Output all the entries word for word. Omit the pictures.

- [Dataset excerpts]
********************

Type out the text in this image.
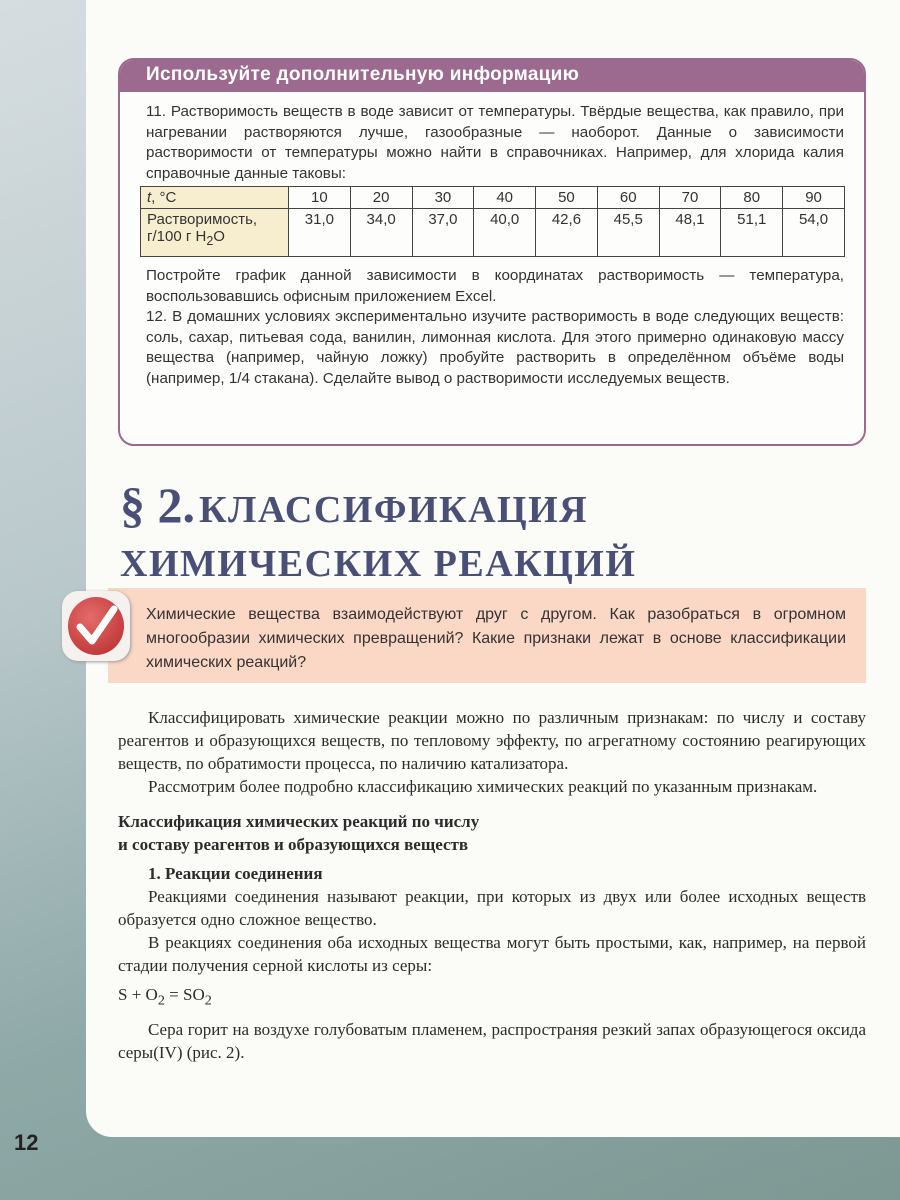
Используйте дополнительную информацию

11. Растворимость веществ в воде зависит от температуры. Твёрдые вещества, как правило, при нагревании растворяются лучше, газообразные — наоборот. Данные о зависимости растворимости от температуры можно найти в справочниках. Например, для хлорида калия справочные данные таковы:

t, °С	10	20	30	40	50	60	70	80	90
Растворимость,
г/100 г $H_2O$	31,0	34,0	37,0	40,0	42,6	45,5	48,1	51,1	54,0

Постройте график данной зависимости в координатах растворимость — температура, воспользовавшись офисным приложением Excel.

12. В домашних условиях экспериментально изучите растворимость в воде следующих веществ: соль, сахар, питьевая сода, ванилин, лимонная кислота. Для этого примерно одинаковую массу вещества (например, чайную ложку) пробуйте растворить в определённом объёме воды (например, 1/4 стакана). Сделайте вывод о растворимости исследуемых веществ.

§ 2. КЛАССИФИКАЦИЯ
ХИМИЧЕСКИХ РЕАКЦИЙ

Химические вещества взаимодействуют друг с другом. Как разобраться в огромном многообразии химических превращений? Какие признаки лежат в основе классификации химических реакций?

Классифицировать химические реакции можно по различным признакам: по числу и составу реагентов и образующихся веществ, по тепловому эффекту, по агрегатному состоянию реагирующих веществ, по обратимости процесса, по наличию катализатора.

Рассмотрим более подробно классификацию химических реакций по указанным признакам.

Классификация химических реакций по числу
и составу реагентов и образующихся веществ

1. Реакции соединения

Реакциями соединения называют реакции, при которых из двух или более исходных веществ образуется одно сложное вещество.

В реакциях соединения оба исходных вещества могут быть простыми, как, например, на первой стадии получения серной кислоты из серы:

$S + O_2 = SO_2$

Сера горит на воздухе голубоватым пламенем, распространяя резкий запах образующегося оксида серы(IV) (рис. 2).

12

********************

- [Reply to the exercise]
Type out the text in this image.
Используйте дополнительную информацию

11. Растворимость веществ в воде зависит от температуры. Твёрдые вещества, как правило, при нагревании растворяются лучше, газообразные — наоборот. Данные о зависимости растворимости от температуры можно найти в справочниках. Например, для хлорида калия справочные данные таковы:

t, °С	10	20	30	40	50	60	70	80	90
Растворимость,
г/100 г $H_2O$	31,0	34,0	37,0	40,0	42,6	45,5	48,1	51,1	54,0

Постройте график данной зависимости в координатах растворимость — температура, воспользовавшись офисным приложением Excel.

12. В домашних условиях экспериментально изучите растворимость в воде следующих веществ: соль, сахар, питьевая сода, ванилин, лимонная кислота. Для этого примерно одинаковую массу вещества (например, чайную ложку) пробуйте растворить в определённом объёме воды (например, 1/4 стакана). Сделайте вывод о растворимости исследуемых веществ.

§ 2. КЛАССИФИКАЦИЯ
ХИМИЧЕСКИХ РЕАКЦИЙ

Химические вещества взаимодействуют друг с другом. Как разобраться в огромном многообразии химических превращений? Какие признаки лежат в основе классификации химических реакций?

Классифицировать химические реакции можно по различным признакам: по числу и составу реагентов и образующихся веществ, по тепловому эффекту, по агрегатному состоянию реагирующих веществ, по обратимости процесса, по наличию катализатора.

Рассмотрим более подробно классификацию химических реакций по указанным признакам.

Классификация химических реакций по числу
и составу реагентов и образующихся веществ

1. Реакции соединения

Реакциями соединения называют реакции, при которых из двух или более исходных веществ образуется одно сложное вещество.

В реакциях соединения оба исходных вещества могут быть простыми, как, например, на первой стадии получения серной кислоты из серы:

$S + O_2 = SO_2$

Сера горит на воздухе голубоватым пламенем, распространяя резкий запах образующегося оксида серы(IV) (рис. 2).

12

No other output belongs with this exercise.